• TEXT
* * * * * * * * *

A TransCanada Keystone Pipeline pump station operates outside Steele City, Nebraska March 10, 2014.. Could new Trump rule remove court obstacles to project? (Lane Hickenbottom/Reuters)
A Trump Administration rule will left the requirement for federal agencies to consider climate change in plans for highways, pipelines, and other major infrastructure projects.
The changes to the 1970 National Environmental Policy Act will reduce obstacles to controversial fossil fuel projects, such as the Keystone XL oil pipeline, which have been held up by courts.
The new rule tries to circumvent judicial rulings that the Administration did not properly consider the “cumulative” consequences of climate change when evaluating the environmental effects of projects.
The administration is planning to narrow the range of projects that require environmental review, pushing them through the approval process without having to disclose plans over discharge waste, cutting of trees, and an increase in air pollution.
The new rule would no longer require agencies to consider the “cumulative” consequences of new infrastructure. In recent years courts have interpreted that requirement as a mandate to study the effects of allowing more planet-warming greenhouse gas emissions into the atmosphere. It also has meant understanding the impacts of rising sea levels and other results of climate change on a given project.
The National Environmental Policy Act has been modified only once: in 1983, when the White House Council on Environmental Quality limited the use of worst-case scenarios in project reviews.

* * * * * * * * *

• GIVEN MATERIAL
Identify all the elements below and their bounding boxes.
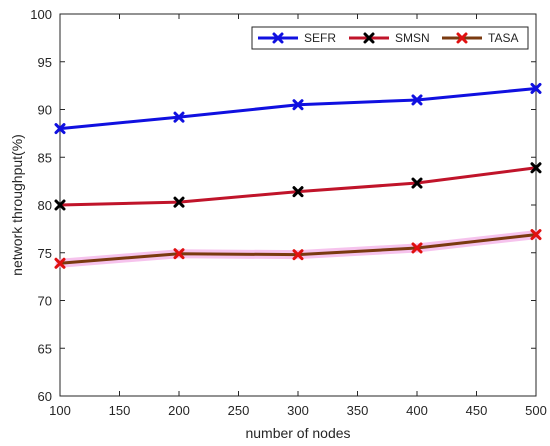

* * * * * * * * *

• OBJECTIVE A
From the piece on the Trump environmental review rule, return the passage from "The new rule tries" to "in air pollution." word for word.
• OBJECTIVE B
Write the next part of the article on the National Environmental Policy Act changes, picking up after its final sentence.

• EXPECTED OUTPUT A
The new rule tries to circumvent judicial rulings that the Administration did not properly consider the “cumulative” consequences of climate change when evaluating the environmental effects of projects.
The administration is planning to narrow the range of projects that require environmental review, pushing them through the approval process without having to disclose plans over discharge waste, cutting of trees, and an increase in air pollution.

• EXPECTED OUTPUT B
The Trump Administration has systemically rolled back environmental regulation. Under Trump — a denier of man-made climate change — and former coal lobbyist Andrew Wheeler as head of the Environmental Protection Agency, it has:
*Gutted Obama-era measures over waterways and vehicle emissions, and derided a plan to limit scientific data for health regulations
*Planned to repeal an Obama-era regulation to limit the release of arsenic, lead, and mercury from coal plants into water supplies
*Removed restrictions on fossil fuel pollution, including emissions of methane
*Repealed Obama-era limits on polluting chemicals used near water
*Withdrawn rules over asbestos and pesticides
*Weakened the Endangered Species Act
*Curbed any mention of climate change by Government agencies and scientists.
The latest proposals appear to be an election gambit for the support of construction firms, who have complained that the National Environmental Policy Act has tied up energy and transit projects.
Michael Gerrard, director of Columbia University’s Sabin Center for Climate Change Law, warned that removing the need to consider climate change will lead to more projecting worsen global emissions.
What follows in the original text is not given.